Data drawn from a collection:
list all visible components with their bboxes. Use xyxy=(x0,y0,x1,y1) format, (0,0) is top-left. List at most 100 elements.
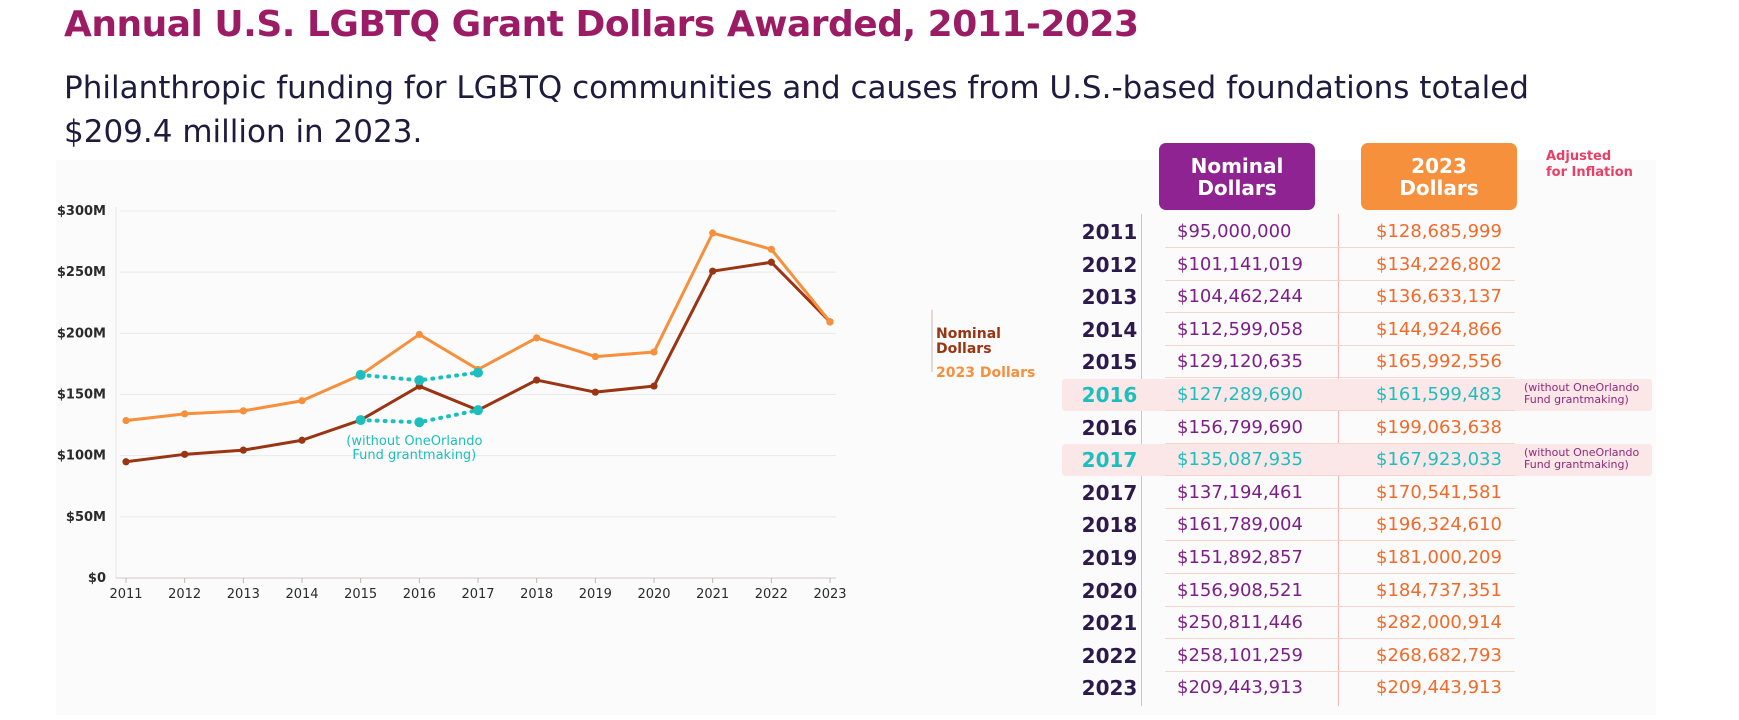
header-2023-dollars: 2023 Dollars xyxy=(1361,143,1517,210)
y-tick-label: $0 xyxy=(88,571,106,586)
header-adjusted-line-1: 2023 xyxy=(1411,153,1467,178)
data-point-adjusted-2023-dollars xyxy=(826,318,834,326)
x-tick-label: 2016 xyxy=(403,587,436,602)
x-tick-label: 2020 xyxy=(637,587,670,602)
row-year: 2021 xyxy=(1081,611,1138,636)
row-separator xyxy=(1165,507,1515,509)
chart-lines xyxy=(125,231,832,464)
data-point-adjusted-2023-dollars xyxy=(298,397,306,405)
x-tick-label: 2018 xyxy=(520,587,553,602)
x-tick-label: 2011 xyxy=(109,587,142,602)
row-adjusted-value: $136,633,137 xyxy=(1376,286,1502,308)
x-tick-label: 2017 xyxy=(461,587,494,602)
alternate-data-point xyxy=(414,417,425,428)
row-nominal-value: $101,141,019 xyxy=(1177,253,1303,275)
header-adjusted-line-2: Dollars xyxy=(1399,175,1479,200)
y-tick-label: $100M xyxy=(57,449,106,464)
row-adjusted-value: $199,063,638 xyxy=(1376,416,1502,438)
row-adjusted-value: $282,000,914 xyxy=(1376,612,1502,634)
alt-label-line-2: Fund grantmaking) xyxy=(352,448,476,463)
row-nominal-value: $112,599,058 xyxy=(1177,318,1303,340)
x-tick-label: 2014 xyxy=(285,587,318,602)
row-adjusted-value: $170,541,581 xyxy=(1376,481,1502,503)
adjusted-note-line-1: Adjusted xyxy=(1546,149,1612,164)
alternate-data-point xyxy=(414,375,425,386)
row-year: 2022 xyxy=(1081,643,1138,668)
row-separator xyxy=(1165,377,1515,379)
data-point-adjusted-2023-dollars xyxy=(767,245,775,253)
table-row: 2019 $151,892,857 $181,000,209 xyxy=(1062,542,1652,574)
x-tick-label: 2021 xyxy=(696,587,729,602)
row-year: 2016 xyxy=(1081,415,1138,440)
legend-nominal-line-2: Dollars xyxy=(936,341,992,357)
series-line-adjusted-2023-dollars xyxy=(125,231,832,423)
data-point-nominal-dollars xyxy=(709,267,717,275)
table-row: 2021 $250,811,446 $282,000,914 xyxy=(1062,607,1652,639)
row-adjusted-value: $184,737,351 xyxy=(1376,579,1502,601)
data-point-nominal-dollars xyxy=(181,450,189,458)
y-axis-ticks: $0 $50M $100M $150M $200M $250M $300M xyxy=(57,204,106,586)
data-point-adjusted-2023-dollars xyxy=(533,334,541,342)
row-nominal-value: $250,811,446 xyxy=(1177,612,1303,634)
data-point-nominal-dollars xyxy=(239,446,247,454)
header-nominal-line-2: Dollars xyxy=(1197,175,1277,200)
row-year: 2017 xyxy=(1081,448,1138,473)
row-year: 2015 xyxy=(1081,350,1138,375)
alternate-data-point xyxy=(473,405,483,416)
page-title: Annual U.S. LGBTQ Grant Dollars Awarded,… xyxy=(64,4,1139,45)
alternate-data-point xyxy=(355,369,366,380)
y-tick-label: $250M xyxy=(57,265,106,280)
chart-panel-background xyxy=(56,160,1656,715)
row-separator xyxy=(1165,573,1515,574)
row-note: (without OneOrlando Fund grantmaking) xyxy=(1524,382,1639,406)
row-nominal-value: $135,087,935 xyxy=(1177,449,1303,471)
row-nominal-value: $156,908,521 xyxy=(1177,579,1303,601)
chart-points xyxy=(122,229,834,466)
row-nominal-value: $156,799,690 xyxy=(1177,416,1303,438)
data-point-adjusted-2023-dollars xyxy=(122,416,130,425)
row-nominal-value: $258,101,259 xyxy=(1177,644,1303,666)
row-adjusted-value: $196,324,610 xyxy=(1376,514,1502,536)
row-year: 2011 xyxy=(1081,220,1138,244)
row-separator xyxy=(1165,442,1515,444)
data-point-nominal-dollars xyxy=(767,258,775,266)
x-tick-label: 2013 xyxy=(227,587,260,602)
data-point-nominal-dollars xyxy=(591,388,599,396)
y-tick-label: $300M xyxy=(57,204,106,219)
row-adjusted-value: $181,000,209 xyxy=(1376,547,1502,568)
row-separator xyxy=(1165,475,1515,477)
data-point-adjusted-2023-dollars xyxy=(591,352,599,361)
x-tick-label: 2012 xyxy=(168,587,201,602)
x-axis-ticks: 2011 2012 2013 2014 2015 2016 2017 2018 2019 2020… xyxy=(109,587,846,602)
y-tick-label: $200M xyxy=(57,326,106,341)
table-row: 2017 $135,087,935 $167,923,033 (without One… xyxy=(1062,444,1652,477)
data-point-adjusted-2023-dollars xyxy=(415,330,423,339)
row-note-line-2: Fund grantmaking) xyxy=(1524,393,1629,406)
row-separator xyxy=(1165,605,1515,607)
data-point-nominal-dollars xyxy=(533,376,541,384)
row-adjusted-value: $167,923,033 xyxy=(1376,449,1502,471)
row-separator xyxy=(1165,540,1515,542)
row-separator xyxy=(1165,410,1515,411)
table-row: 2014 $112,599,058 $144,924,866 xyxy=(1062,314,1652,346)
row-year: 2016 xyxy=(1081,383,1138,407)
row-year: 2019 xyxy=(1081,546,1138,570)
alternate-data-point xyxy=(355,415,366,426)
row-adjusted-value: $144,924,866 xyxy=(1376,318,1502,340)
data-point-adjusted-2023-dollars xyxy=(709,229,717,237)
row-nominal-value: $137,194,461 xyxy=(1177,481,1303,503)
row-year: 2018 xyxy=(1081,513,1138,538)
table-row: 2011 $95,000,000 $128,685,999 xyxy=(1062,216,1652,248)
row-nominal-value: $129,120,635 xyxy=(1177,351,1303,373)
adjusted-for-inflation-note: Adjusted for Inflation xyxy=(1546,149,1633,181)
row-separator xyxy=(1165,247,1515,248)
row-year: 2023 xyxy=(1081,676,1138,701)
row-note-line-1: (without OneOrlando xyxy=(1524,446,1640,460)
row-adjusted-value: $134,226,802 xyxy=(1376,253,1502,275)
table-row: 2020 $156,908,521 $184,737,351 xyxy=(1062,575,1652,607)
table-row: 2023 $209,443,913 $209,443,913 xyxy=(1062,672,1652,704)
row-year: 2020 xyxy=(1081,578,1138,603)
x-tick-label: 2019 xyxy=(579,587,612,602)
table-row: 2022 $258,101,259 $268,682,793 xyxy=(1062,640,1652,672)
row-nominal-value: $209,443,913 xyxy=(1177,677,1303,699)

* What is expected
Return the lines above unchanged, starting at the line that contains "header-2023-dollars: 2023 Dollars" and ending at the line that contains "x-tick-label: 2016 xyxy=(403,587,436,602)", with both of those lines included.

* Finished answer
header-2023-dollars: 2023 Dollars xyxy=(1361,143,1517,210)
y-tick-label: $0 xyxy=(88,571,106,586)
header-adjusted-line-1: 2023 xyxy=(1411,153,1467,178)
data-point-adjusted-2023-dollars xyxy=(826,318,834,326)
x-tick-label: 2016 xyxy=(403,587,436,602)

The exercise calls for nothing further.